Saved entries:

□ □ □ □

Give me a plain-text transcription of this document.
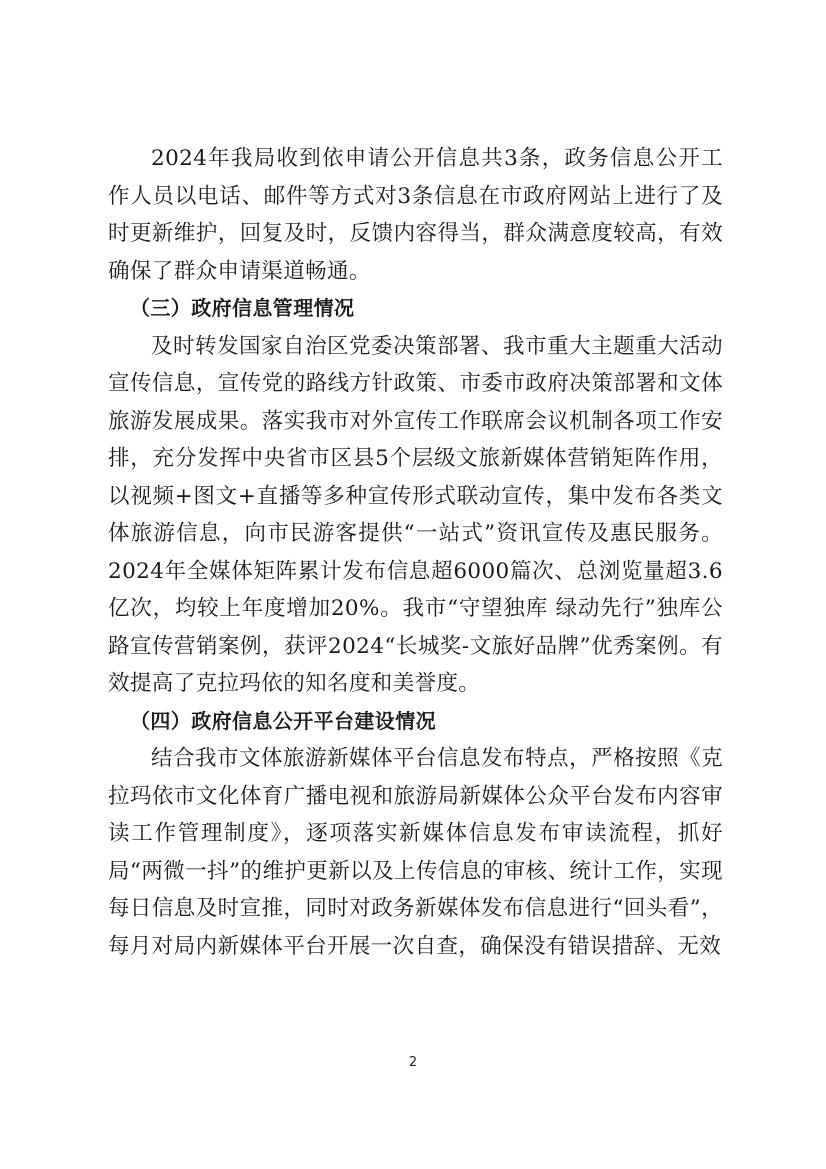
2024年我局收到依申请公开信息共3条，政务信息公开工作人员以电话、邮件等方式对3条信息在市政府网站上进行了及时更新维护，回复及时，反馈内容得当，群众满意度较高，有效确保了群众申请渠道畅通。

（三）政府信息管理情况

及时转发国家自治区党委决策部署、我市重大主题重大活动宣传信息，宣传党的路线方针政策、市委市政府决策部署和文体旅游发展成果。落实我市对外宣传工作联席会议机制各项工作安排，充分发挥中央省市区县5个层级文旅新媒体营销矩阵作用，以视频+图文+直播等多种宣传形式联动宣传，集中发布各类文体旅游信息，向市民游客提供“一站式”资讯宣传及惠民服务。2024年全媒体矩阵累计发布信息超6000篇次、总浏览量超3.6亿次，均较上年度增加20%。我市“守望独库 绿动先行”独库公路宣传营销案例，获评2024“长城奖-文旅好品牌”优秀案例。有效提高了克拉玛依的知名度和美誉度。

（四）政府信息公开平台建设情况

结合我市文体旅游新媒体平台信息发布特点，严格按照《克拉玛依市文化体育广播电视和旅游局新媒体公众平台发布内容审读工作管理制度》，逐项落实新媒体信息发布审读流程，抓好局“两微一抖”的维护更新以及上传信息的审核、统计工作，实现每日信息及时宣推，同时对政务新媒体发布信息进行“回头看”，每月对局内新媒体平台开展一次自查，确保没有错误措辞、无效

2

□ □ □ □

Written request: Reproduce every entry word for word, but omit the pictures.

Answer to the task:
Give me a plain-text transcription of this document.
2024年我局收到依申请公开信息共3条，政务信息公开工作人员以电话、邮件等方式对3条信息在市政府网站上进行了及时更新维护，回复及时，反馈内容得当，群众满意度较高，有效确保了群众申请渠道畅通。

（三）政府信息管理情况

及时转发国家自治区党委决策部署、我市重大主题重大活动宣传信息，宣传党的路线方针政策、市委市政府决策部署和文体旅游发展成果。落实我市对外宣传工作联席会议机制各项工作安排，充分发挥中央省市区县5个层级文旅新媒体营销矩阵作用，以视频+图文+直播等多种宣传形式联动宣传，集中发布各类文体旅游信息，向市民游客提供“一站式”资讯宣传及惠民服务。2024年全媒体矩阵累计发布信息超6000篇次、总浏览量超3.6亿次，均较上年度增加20%。我市“守望独库 绿动先行”独库公路宣传营销案例，获评2024“长城奖-文旅好品牌”优秀案例。有效提高了克拉玛依的知名度和美誉度。

（四）政府信息公开平台建设情况

结合我市文体旅游新媒体平台信息发布特点，严格按照《克拉玛依市文化体育广播电视和旅游局新媒体公众平台发布内容审读工作管理制度》，逐项落实新媒体信息发布审读流程，抓好局“两微一抖”的维护更新以及上传信息的审核、统计工作，实现每日信息及时宣推，同时对政务新媒体发布信息进行“回头看”，每月对局内新媒体平台开展一次自查，确保没有错误措辞、无效

2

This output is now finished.